■ Objective
Write out these rows exactly as they appear, line for line.

[Element boundary rows]
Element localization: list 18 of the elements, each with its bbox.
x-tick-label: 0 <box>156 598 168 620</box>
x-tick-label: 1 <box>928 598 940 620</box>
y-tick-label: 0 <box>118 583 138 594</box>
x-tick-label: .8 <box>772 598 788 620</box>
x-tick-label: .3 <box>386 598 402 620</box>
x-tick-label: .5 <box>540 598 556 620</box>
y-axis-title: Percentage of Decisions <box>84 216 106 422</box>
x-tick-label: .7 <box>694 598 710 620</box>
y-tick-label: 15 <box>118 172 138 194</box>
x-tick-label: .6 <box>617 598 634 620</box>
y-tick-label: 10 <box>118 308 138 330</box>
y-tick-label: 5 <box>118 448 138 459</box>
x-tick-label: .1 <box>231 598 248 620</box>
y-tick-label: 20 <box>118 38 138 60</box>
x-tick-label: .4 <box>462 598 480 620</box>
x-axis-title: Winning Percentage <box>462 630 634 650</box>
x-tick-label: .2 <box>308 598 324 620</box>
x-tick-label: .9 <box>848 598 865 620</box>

■ Result for this task
Element localization: list 18 of the elements, each with its bbox.
x-tick-label: 0 <box>156 598 168 620</box>
x-tick-label: 1 <box>928 598 940 620</box>
y-tick-label: 0 <box>118 583 138 594</box>
x-tick-label: .8 <box>772 598 788 620</box>
x-tick-label: .3 <box>386 598 402 620</box>
x-tick-label: .5 <box>540 598 556 620</box>
y-axis-title: Percentage of Decisions <box>84 216 106 422</box>
x-tick-label: .7 <box>694 598 710 620</box>
y-tick-label: 15 <box>118 172 138 194</box>
x-tick-label: .6 <box>617 598 634 620</box>
y-tick-label: 10 <box>118 308 138 330</box>
y-tick-label: 5 <box>118 448 138 459</box>
x-tick-label: .1 <box>231 598 248 620</box>
y-tick-label: 20 <box>118 38 138 60</box>
x-tick-label: .4 <box>462 598 480 620</box>
x-axis-title: Winning Percentage <box>462 630 634 650</box>
x-tick-label: .2 <box>308 598 324 620</box>
x-tick-label: .9 <box>848 598 865 620</box>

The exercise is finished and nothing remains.